> _Problems and tasks_:
A: Answer these questions using the course setup text:
(i) On a Mac, what should be installed before git?
(ii) Git is described as a mixture of which three things?
(iii) Which edition of Docker does the text say to install?
B: Do these statements agree with the course setup text? Answer yes or no for each, and quote the words that decide it.
(i) GitHub's free accounts come without any restrictions.
(ii) Windows users have a git installer available.
(iii) Most of the programs used in the class are commercial.

> _Source text_:
------

Objectives

By the end of this week, you will have:

You can get this document in R markdown format here.

Things I want you do are in bold.

In this class we’ll be using a variety of programs and technologies. Most are open source: “software that can be freely used, changed, and shared (in modified or unmodified form) by anyone” https://opensource.org. For science, open source software is important: we build on the work of others in making discoveries, and open software allows others to build on it in the same way. It also aids transparency and reproducibility: you can go deep into code to see what is being done, and even if a developer stops supporting software, someone else can take it over and maintain it.

Every student needs a GitHub account so we can all use git together. Git is like a mixture of track changes in Microsoft Word, simultaneous editing in a Google Docs form, and a set of files backed up with Dropbox. It is used a lot by people writing software: you can keep track of who has added changes to code, roll back code to an earlier version, and merge code that was worked on different people at the same time. GitHub is a place where a lot of open source software is housed. It offers free accounts (with some restrictions). We’ll be using it to do homework and for our discussions.

Go to GitHub now and get an account.

You will need a variety of software: right now, R and git; eventually, things like RevBayes, BEAST, and more. Having access to the command line (i.e., by using /Applications/Utilities/Terminal.app on a Mac) will make things easier.

On a Mac, it is easiest to first install homebrew (will help a lot with later steps): see here for how to do that. Then install git. For Linux, you probably already know how to use a package manager. For Windows, there is a git installer, but you might consider something like cygwin as well. Another option for all platforms is to use docker. In this case, it’s a way of installing tools to run in their own linux environment, but there’s also a web interface. To do this, install Docker community edition. Then follow the instructions at https://github.com/bomeara/phydocker for how to install and use a docker image that has R with all the packages we will need and various other useful software.

------

Source records
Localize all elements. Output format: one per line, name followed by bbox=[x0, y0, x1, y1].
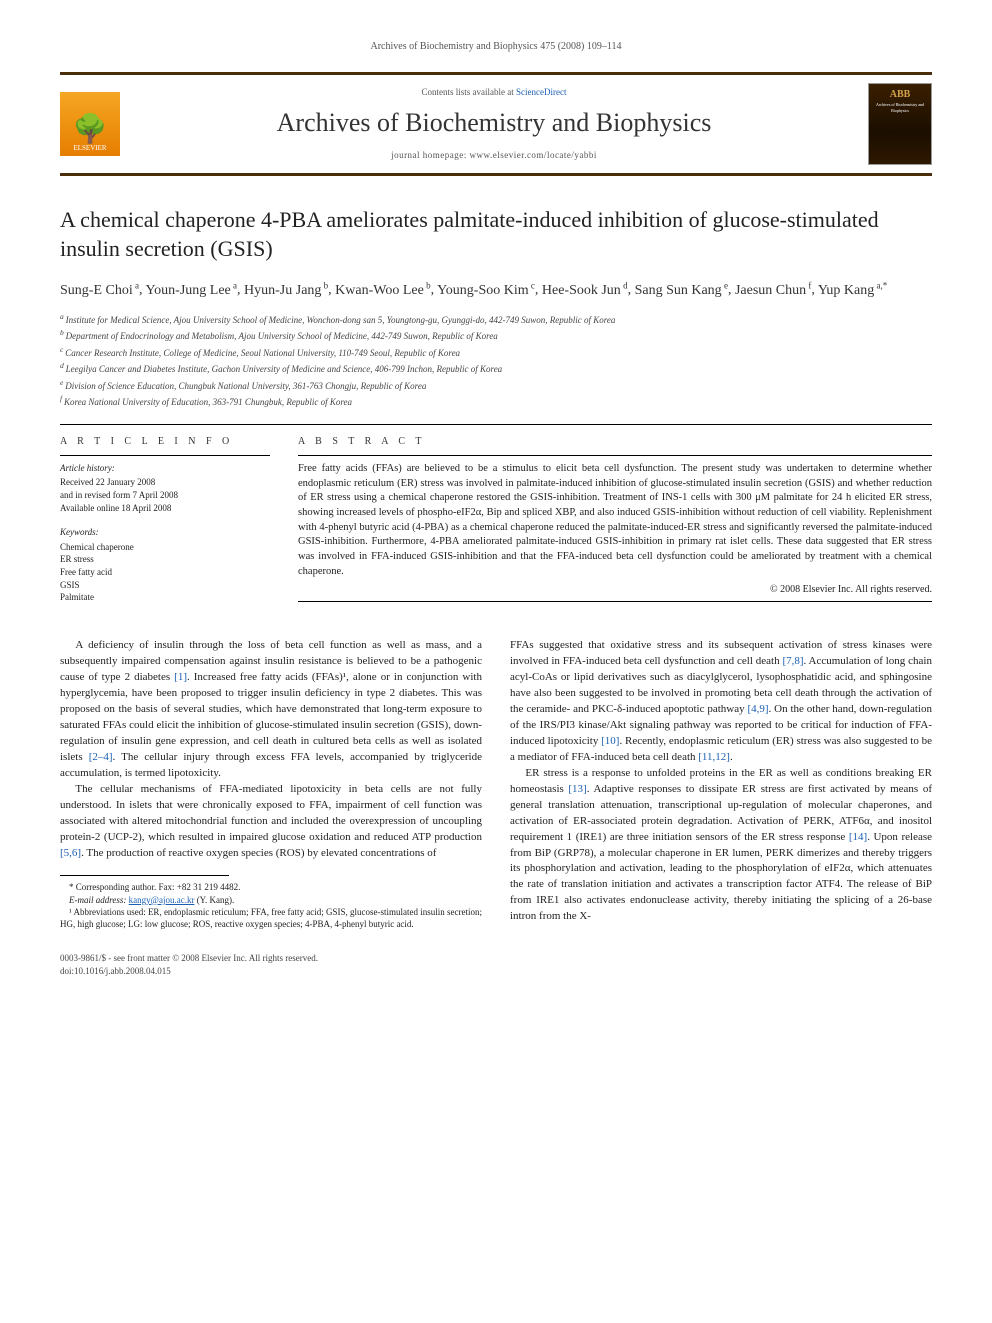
affiliation: f Korea National University of Education… bbox=[60, 393, 932, 410]
keyword: Chemical chaperone bbox=[60, 541, 270, 554]
body-paragraph-3: FFAs suggested that oxidative stress and… bbox=[510, 638, 932, 766]
abstract-copyright: © 2008 Elsevier Inc. All rights reserved… bbox=[298, 583, 932, 597]
article-info-block: A R T I C L E I N F O Article history: R… bbox=[60, 435, 270, 609]
footnotes-divider bbox=[60, 875, 229, 876]
author-affiliation-marker: c bbox=[529, 280, 535, 290]
keyword: Free fatty acid bbox=[60, 566, 270, 579]
page-footer: 0003-9861/$ - see front matter © 2008 El… bbox=[60, 952, 932, 977]
contents-available-line: Contents lists available at ScienceDirec… bbox=[132, 86, 856, 99]
affiliation-key: e bbox=[60, 378, 65, 387]
history-label: Article history: bbox=[60, 462, 270, 475]
author-affiliation-marker: e bbox=[722, 280, 728, 290]
author: Jaesun Chun f bbox=[735, 283, 811, 298]
author: Hyun-Ju Jang b bbox=[244, 283, 328, 298]
body-text: A deficiency of insulin through the loss… bbox=[60, 638, 932, 930]
abstract-bottom-divider bbox=[298, 601, 932, 602]
author-affiliation-marker: a bbox=[133, 280, 139, 290]
author: Youn-Jung Lee a bbox=[145, 283, 237, 298]
citation-link[interactable]: [7,8] bbox=[782, 655, 803, 667]
affiliation-key: c bbox=[60, 345, 65, 354]
body-paragraph-4: ER stress is a response to unfolded prot… bbox=[510, 766, 932, 925]
header-center: Contents lists available at ScienceDirec… bbox=[132, 86, 856, 162]
journal-title: Archives of Biochemistry and Biophysics bbox=[132, 105, 856, 141]
footer-doi-line: doi:10.1016/j.abb.2008.04.015 bbox=[60, 965, 318, 978]
citation-link[interactable]: [4,9] bbox=[747, 703, 768, 715]
contents-prefix: Contents lists available at bbox=[422, 87, 516, 97]
info-abstract-row: A R T I C L E I N F O Article history: R… bbox=[60, 435, 932, 609]
citation-link[interactable]: [10] bbox=[601, 735, 619, 747]
author-affiliation-marker: f bbox=[806, 280, 811, 290]
elsevier-logo: 🌳 ELSEVIER bbox=[60, 92, 120, 156]
author-affiliation-marker: a,* bbox=[874, 280, 887, 290]
email-note: E-mail address: kangy@ajou.ac.kr (Y. Kan… bbox=[60, 894, 482, 906]
affiliation-key: f bbox=[60, 394, 64, 403]
cover-abbrev: ABB bbox=[890, 88, 911, 102]
citation-link[interactable]: [13] bbox=[568, 783, 586, 795]
corresponding-email-link[interactable]: kangy@ajou.ac.kr bbox=[129, 895, 195, 905]
section-divider bbox=[60, 424, 932, 425]
abstract-heading: A B S T R A C T bbox=[298, 435, 932, 449]
body-paragraph-2: The cellular mechanisms of FFA-mediated … bbox=[60, 782, 482, 862]
abstract-text: Free fatty acids (FFAs) are believed to … bbox=[298, 462, 932, 580]
sciencedirect-link[interactable]: ScienceDirect bbox=[516, 87, 566, 97]
history-dates: Received 22 January 2008 and in revised … bbox=[60, 476, 270, 514]
affiliation: e Division of Science Education, Chungbu… bbox=[60, 377, 932, 394]
footnote-block: * Corresponding author. Fax: +82 31 219 … bbox=[60, 875, 482, 930]
revised-date: and in revised form 7 April 2008 bbox=[60, 489, 270, 502]
elsevier-tree-icon: 🌳 bbox=[73, 116, 108, 144]
publisher-name: ELSEVIER bbox=[73, 144, 106, 154]
email-label: E-mail address: bbox=[69, 895, 129, 905]
body-paragraph-1: A deficiency of insulin through the loss… bbox=[60, 638, 482, 781]
abstract-divider bbox=[298, 455, 932, 456]
info-divider bbox=[60, 455, 270, 456]
abbreviations-note: ¹ Abbreviations used: ER, endoplasmic re… bbox=[60, 906, 482, 930]
author: Yup Kang a,* bbox=[818, 283, 887, 298]
cover-subtitle: Archives of Biochemistry and Biophysics bbox=[869, 102, 931, 113]
online-date: Available online 18 April 2008 bbox=[60, 502, 270, 515]
author-affiliation-marker: a bbox=[231, 280, 237, 290]
keyword: GSIS bbox=[60, 579, 270, 592]
received-date: Received 22 January 2008 bbox=[60, 476, 270, 489]
keyword: ER stress bbox=[60, 553, 270, 566]
author-affiliation-marker: b bbox=[321, 280, 328, 290]
author: Hee-Sook Jun d bbox=[542, 283, 628, 298]
journal-header: 🌳 ELSEVIER Contents lists available at S… bbox=[60, 72, 932, 176]
affiliation-key: d bbox=[60, 361, 66, 370]
corresponding-author-note: * Corresponding author. Fax: +82 31 219 … bbox=[60, 881, 482, 893]
citation-link[interactable]: [14] bbox=[849, 831, 867, 843]
email-suffix: (Y. Kang). bbox=[197, 895, 235, 905]
citation-link[interactable]: [2–4] bbox=[89, 751, 113, 763]
author: Sung-E Choi a bbox=[60, 283, 139, 298]
footer-left: 0003-9861/$ - see front matter © 2008 El… bbox=[60, 952, 318, 977]
citation-link[interactable]: [11,12] bbox=[698, 751, 730, 763]
author-list: Sung-E Choi a, Youn-Jung Lee a, Hyun-Ju … bbox=[60, 279, 932, 301]
author: Kwan-Woo Lee b bbox=[335, 283, 430, 298]
citation-link[interactable]: [1] bbox=[174, 671, 187, 683]
author-affiliation-marker: d bbox=[621, 280, 628, 290]
article-info-heading: A R T I C L E I N F O bbox=[60, 435, 270, 449]
affiliation: b Department of Endocrinology and Metabo… bbox=[60, 327, 932, 344]
running-head: Archives of Biochemistry and Biophysics … bbox=[60, 40, 932, 54]
author: Sang Sun Kang e bbox=[635, 283, 728, 298]
journal-cover-thumbnail: ABB Archives of Biochemistry and Biophys… bbox=[868, 83, 932, 165]
journal-homepage: journal homepage: www.elsevier.com/locat… bbox=[132, 149, 856, 162]
abstract-block: A B S T R A C T Free fatty acids (FFAs) … bbox=[298, 435, 932, 609]
affiliation-key: b bbox=[60, 328, 66, 337]
citation-link[interactable]: [5,6] bbox=[60, 847, 81, 859]
affiliation-list: a Institute for Medical Science, Ajou Un… bbox=[60, 311, 932, 410]
keyword: Palmitate bbox=[60, 591, 270, 604]
article-title: A chemical chaperone 4-PBA ameliorates p… bbox=[60, 206, 932, 263]
keywords-list: Chemical chaperoneER stressFree fatty ac… bbox=[60, 541, 270, 604]
author-affiliation-marker: b bbox=[424, 280, 431, 290]
affiliation: a Institute for Medical Science, Ajou Un… bbox=[60, 311, 932, 328]
affiliation: c Cancer Research Institute, College of … bbox=[60, 344, 932, 361]
affiliation: d Leegilya Cancer and Diabetes Institute… bbox=[60, 360, 932, 377]
author: Young-Soo Kim c bbox=[437, 283, 535, 298]
affiliation-key: a bbox=[60, 312, 66, 321]
footer-issn-line: 0003-9861/$ - see front matter © 2008 El… bbox=[60, 952, 318, 965]
keywords-label: Keywords: bbox=[60, 526, 270, 539]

------

> _Answers given_:
A:
(i) Homebrew.
(ii) Track changes in Microsoft Word, simultaneous editing in a Google Docs form, and a set of files backed up with Dropbox.
(iii) Docker community edition.

B:
(i) No: "It offers free accounts (with some restrictions)."
(ii) Yes: "For Windows, there is a git installer"
(iii) No: "Most are open source"